__Exercise prompt__. Each line of the data that includes the string "contexto" is to be copied out.

__Provided material__.

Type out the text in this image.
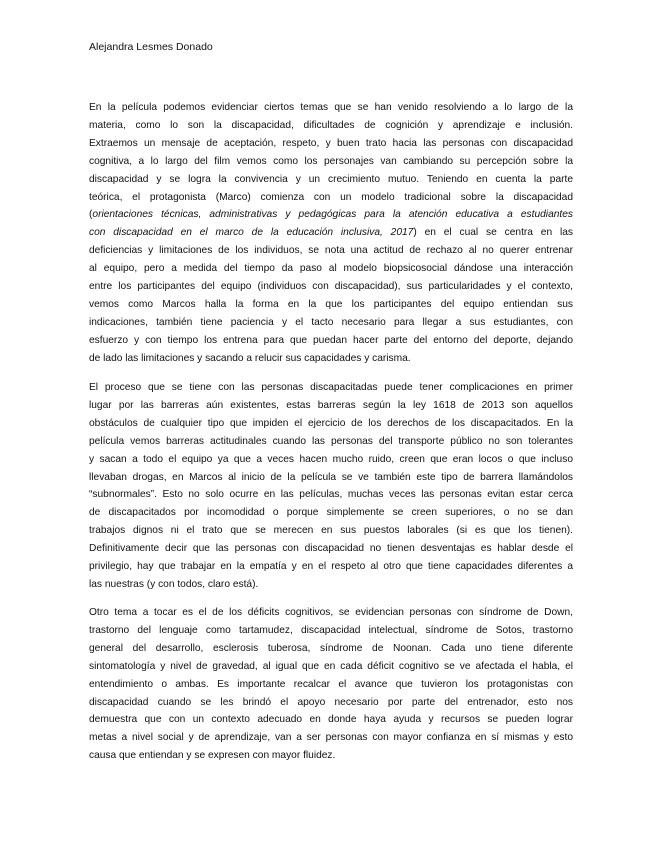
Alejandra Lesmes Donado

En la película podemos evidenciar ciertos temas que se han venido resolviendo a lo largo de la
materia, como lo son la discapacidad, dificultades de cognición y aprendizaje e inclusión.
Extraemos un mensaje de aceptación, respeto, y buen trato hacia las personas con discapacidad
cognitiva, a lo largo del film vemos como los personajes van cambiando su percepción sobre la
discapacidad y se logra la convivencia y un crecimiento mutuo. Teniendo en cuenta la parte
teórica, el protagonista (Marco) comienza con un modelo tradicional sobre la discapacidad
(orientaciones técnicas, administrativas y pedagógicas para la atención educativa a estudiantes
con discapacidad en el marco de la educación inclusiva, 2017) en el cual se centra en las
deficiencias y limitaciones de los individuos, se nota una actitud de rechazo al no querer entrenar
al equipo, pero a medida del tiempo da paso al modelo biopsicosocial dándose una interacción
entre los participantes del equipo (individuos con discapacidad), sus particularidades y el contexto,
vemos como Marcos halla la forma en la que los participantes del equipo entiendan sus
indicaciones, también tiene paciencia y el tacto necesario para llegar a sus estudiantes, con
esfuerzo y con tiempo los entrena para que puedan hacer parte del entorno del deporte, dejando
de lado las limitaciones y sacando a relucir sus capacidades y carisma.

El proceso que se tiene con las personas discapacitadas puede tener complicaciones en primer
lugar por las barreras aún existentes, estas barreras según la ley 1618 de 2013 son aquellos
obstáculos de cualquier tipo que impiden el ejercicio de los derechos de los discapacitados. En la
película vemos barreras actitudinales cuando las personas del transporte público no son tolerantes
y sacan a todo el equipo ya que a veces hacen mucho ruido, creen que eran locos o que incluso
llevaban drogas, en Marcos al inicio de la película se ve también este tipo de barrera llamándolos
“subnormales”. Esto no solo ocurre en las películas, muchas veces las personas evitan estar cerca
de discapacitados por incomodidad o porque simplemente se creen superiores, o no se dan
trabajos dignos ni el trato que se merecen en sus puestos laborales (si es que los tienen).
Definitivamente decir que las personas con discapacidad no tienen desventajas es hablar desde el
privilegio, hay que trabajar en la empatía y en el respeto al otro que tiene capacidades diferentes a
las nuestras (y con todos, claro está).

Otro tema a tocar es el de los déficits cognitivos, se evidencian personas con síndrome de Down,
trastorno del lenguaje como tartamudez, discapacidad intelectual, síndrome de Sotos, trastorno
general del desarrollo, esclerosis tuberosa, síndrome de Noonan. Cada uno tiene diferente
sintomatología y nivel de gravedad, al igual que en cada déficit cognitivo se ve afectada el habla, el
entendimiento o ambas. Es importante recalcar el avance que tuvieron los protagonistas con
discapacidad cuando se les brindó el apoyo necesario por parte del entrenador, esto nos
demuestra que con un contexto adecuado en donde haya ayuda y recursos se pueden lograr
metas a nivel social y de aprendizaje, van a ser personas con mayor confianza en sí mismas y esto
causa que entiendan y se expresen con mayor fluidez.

__Complete output__.
entre los participantes del equipo (individuos con discapacidad), sus particularidades y el contexto,
demuestra que con un contexto adecuado en donde haya ayuda y recursos se pueden lograr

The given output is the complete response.